→ **EXTRACTED MATERIAL**:
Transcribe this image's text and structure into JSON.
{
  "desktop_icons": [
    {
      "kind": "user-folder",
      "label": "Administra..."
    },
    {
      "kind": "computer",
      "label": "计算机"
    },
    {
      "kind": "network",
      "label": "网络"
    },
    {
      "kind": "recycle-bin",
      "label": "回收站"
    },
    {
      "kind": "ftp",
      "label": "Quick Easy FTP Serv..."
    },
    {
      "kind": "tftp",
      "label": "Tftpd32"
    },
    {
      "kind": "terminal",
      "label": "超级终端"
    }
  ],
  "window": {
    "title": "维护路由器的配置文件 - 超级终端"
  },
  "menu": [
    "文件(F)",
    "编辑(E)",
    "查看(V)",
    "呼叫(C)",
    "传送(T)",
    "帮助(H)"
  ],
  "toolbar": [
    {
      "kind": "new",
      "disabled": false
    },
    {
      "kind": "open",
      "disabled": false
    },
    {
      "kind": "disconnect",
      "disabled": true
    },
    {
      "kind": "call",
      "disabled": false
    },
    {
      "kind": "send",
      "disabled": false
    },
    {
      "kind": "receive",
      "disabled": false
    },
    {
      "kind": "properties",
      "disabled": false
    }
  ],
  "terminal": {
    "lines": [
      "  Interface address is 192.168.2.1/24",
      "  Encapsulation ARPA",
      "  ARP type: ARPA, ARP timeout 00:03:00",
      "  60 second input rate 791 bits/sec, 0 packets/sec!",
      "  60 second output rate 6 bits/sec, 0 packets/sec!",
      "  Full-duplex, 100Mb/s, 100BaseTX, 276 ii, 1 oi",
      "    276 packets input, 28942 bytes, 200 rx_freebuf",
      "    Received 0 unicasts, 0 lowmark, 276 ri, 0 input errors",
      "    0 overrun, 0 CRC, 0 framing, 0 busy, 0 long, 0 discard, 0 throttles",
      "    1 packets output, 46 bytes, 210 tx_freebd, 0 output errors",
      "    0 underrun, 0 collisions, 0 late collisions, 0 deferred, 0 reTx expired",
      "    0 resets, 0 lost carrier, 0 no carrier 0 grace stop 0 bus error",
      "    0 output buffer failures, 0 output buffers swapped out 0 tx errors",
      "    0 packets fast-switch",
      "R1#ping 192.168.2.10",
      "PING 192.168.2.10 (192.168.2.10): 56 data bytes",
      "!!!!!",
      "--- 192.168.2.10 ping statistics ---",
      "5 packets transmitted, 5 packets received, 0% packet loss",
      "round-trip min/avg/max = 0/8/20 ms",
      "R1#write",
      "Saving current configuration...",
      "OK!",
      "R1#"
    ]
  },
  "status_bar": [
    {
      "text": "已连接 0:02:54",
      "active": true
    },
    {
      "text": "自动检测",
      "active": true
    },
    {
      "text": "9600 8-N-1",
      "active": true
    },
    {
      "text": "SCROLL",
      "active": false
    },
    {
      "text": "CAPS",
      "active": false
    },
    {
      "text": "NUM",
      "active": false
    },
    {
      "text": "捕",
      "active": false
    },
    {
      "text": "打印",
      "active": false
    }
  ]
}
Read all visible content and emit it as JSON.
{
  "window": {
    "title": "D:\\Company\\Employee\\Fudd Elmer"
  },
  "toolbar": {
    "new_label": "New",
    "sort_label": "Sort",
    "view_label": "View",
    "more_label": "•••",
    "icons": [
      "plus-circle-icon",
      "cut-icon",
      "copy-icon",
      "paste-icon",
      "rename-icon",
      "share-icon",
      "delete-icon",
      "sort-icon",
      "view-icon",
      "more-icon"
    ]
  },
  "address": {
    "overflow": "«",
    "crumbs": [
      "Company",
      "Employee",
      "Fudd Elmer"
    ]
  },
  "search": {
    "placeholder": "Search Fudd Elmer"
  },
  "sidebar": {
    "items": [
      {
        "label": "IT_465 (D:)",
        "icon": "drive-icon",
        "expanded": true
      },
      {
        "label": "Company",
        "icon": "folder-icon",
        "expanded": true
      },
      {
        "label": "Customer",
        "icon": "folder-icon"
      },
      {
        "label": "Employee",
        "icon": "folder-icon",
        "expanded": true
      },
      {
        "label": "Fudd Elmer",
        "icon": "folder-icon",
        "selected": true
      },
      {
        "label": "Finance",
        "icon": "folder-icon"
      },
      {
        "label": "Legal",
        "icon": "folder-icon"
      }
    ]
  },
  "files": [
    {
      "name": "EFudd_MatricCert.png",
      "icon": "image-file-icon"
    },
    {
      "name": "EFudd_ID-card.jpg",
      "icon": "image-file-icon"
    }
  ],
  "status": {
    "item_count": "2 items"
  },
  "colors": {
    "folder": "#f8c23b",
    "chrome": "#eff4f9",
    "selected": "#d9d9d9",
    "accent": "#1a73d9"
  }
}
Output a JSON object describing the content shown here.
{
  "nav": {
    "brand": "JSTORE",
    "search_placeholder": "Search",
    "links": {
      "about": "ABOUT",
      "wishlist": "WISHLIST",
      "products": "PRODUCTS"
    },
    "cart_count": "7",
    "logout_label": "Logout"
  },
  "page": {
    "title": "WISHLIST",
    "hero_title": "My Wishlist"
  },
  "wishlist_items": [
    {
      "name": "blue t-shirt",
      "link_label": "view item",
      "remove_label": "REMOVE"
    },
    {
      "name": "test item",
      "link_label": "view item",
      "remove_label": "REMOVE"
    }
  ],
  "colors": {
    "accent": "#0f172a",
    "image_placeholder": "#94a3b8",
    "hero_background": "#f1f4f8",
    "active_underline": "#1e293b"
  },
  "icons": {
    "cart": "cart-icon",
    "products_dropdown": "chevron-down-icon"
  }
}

→ **TASK INSTRUCTIONS**: Take every line above carrying "ARPA" and return it.

→ **OUTPUT FOR THIS EXERCISE**:
      "  Encapsulation ARPA",
      "  ARP type: ARPA, ARP timeout 00:03:00",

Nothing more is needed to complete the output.